- [RAW RECORDS]
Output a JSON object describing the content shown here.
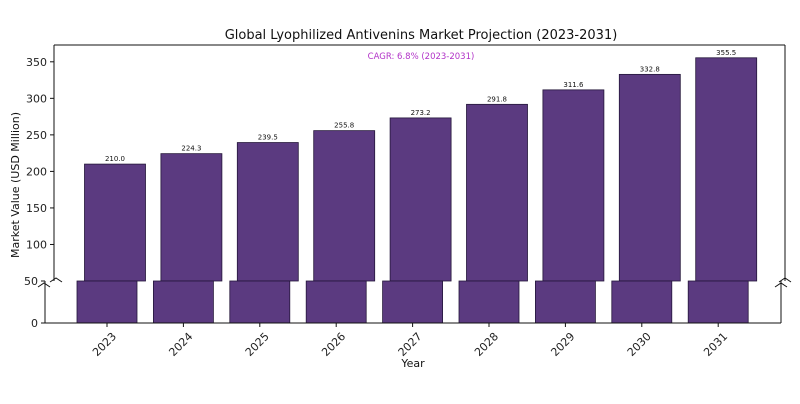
{
  "chart_data": {
    "type": "bar",
    "title": "Global Lyophilized Antivenins Market Projection (2023-2031)",
    "xlabel": "Year",
    "ylabel": "Market Value (USD Million)",
    "categories": [
      "2023",
      "2024",
      "2025",
      "2026",
      "2027",
      "2028",
      "2029",
      "2030",
      "2031"
    ],
    "values": [
      210.0,
      224.3,
      239.5,
      255.8,
      273.2,
      291.8,
      311.6,
      332.8,
      355.5
    ],
    "data_labels": [
      "210.0",
      "224.3",
      "239.5",
      "255.8",
      "273.2",
      "291.8",
      "311.6",
      "332.8",
      "355.5"
    ],
    "ylim": [
      0,
      373
    ],
    "yticks": [
      0,
      50,
      100,
      150,
      200,
      250,
      300,
      350
    ],
    "ytick_labels": [
      "0",
      "50",
      "100",
      "150",
      "200",
      "250",
      "300",
      "350"
    ],
    "annotation": "CAGR: 6.8% (2023-2031)",
    "bar_color": "#5b3a80",
    "annotation_color": "#b233c8",
    "grid": false,
    "broken_axis": {
      "lower_range": [
        0,
        50
      ],
      "upper_range": [
        50,
        373
      ]
    }
  }
}
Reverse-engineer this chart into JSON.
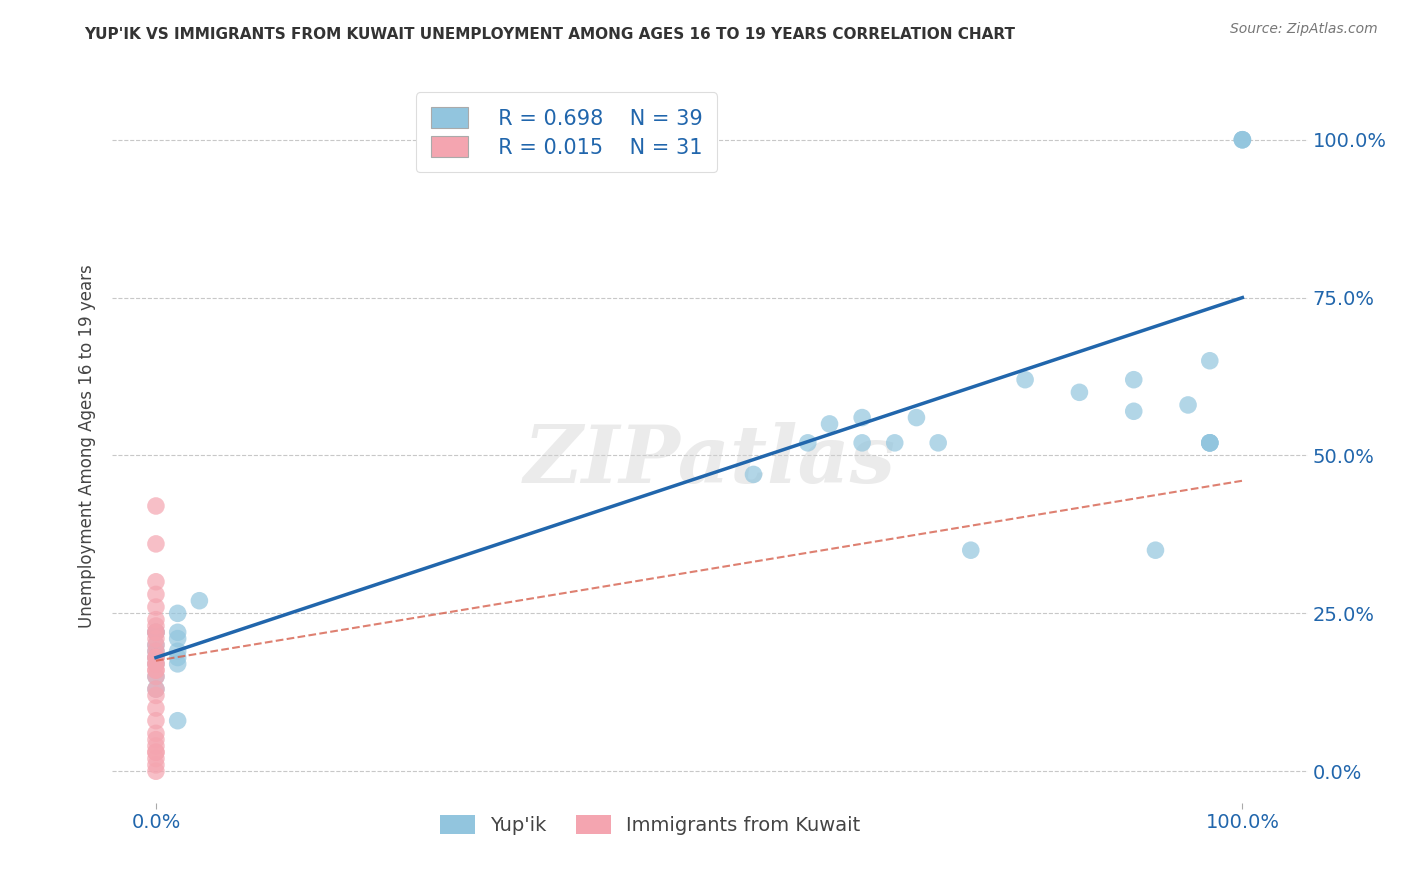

- [WHAT YOU NEED TO DO] Return the records exactly. Don't carry the pictures over.

- [ANSWER]
Output a JSON object describing the content shown here.
{
  "chart_data": {
    "type": "bar",
    "title": "Global Lyophilized Antivenins Market Projection (2023-2031)",
    "xlabel": "Year",
    "ylabel": "Market Value (USD Million)",
    "categories": [
      "2023",
      "2024",
      "2025",
      "2026",
      "2027",
      "2028",
      "2029",
      "2030",
      "2031"
    ],
    "values": [
      210.0,
      224.3,
      239.5,
      255.8,
      273.2,
      291.8,
      311.6,
      332.8,
      355.5
    ],
    "data_labels": [
      "210.0",
      "224.3",
      "239.5",
      "255.8",
      "273.2",
      "291.8",
      "311.6",
      "332.8",
      "355.5"
    ],
    "ylim": [
      0,
      373
    ],
    "yticks": [
      0,
      50,
      100,
      150,
      200,
      250,
      300,
      350
    ],
    "ytick_labels": [
      "0",
      "50",
      "100",
      "150",
      "200",
      "250",
      "300",
      "350"
    ],
    "annotation": "CAGR: 6.8% (2023-2031)",
    "bar_color": "#5b3a80",
    "annotation_color": "#b233c8",
    "grid": false,
    "broken_axis": {
      "lower_range": [
        0,
        50
      ],
      "upper_range": [
        50,
        373
      ]
    }
  }
}
Reverse-engineer this chart into JSON.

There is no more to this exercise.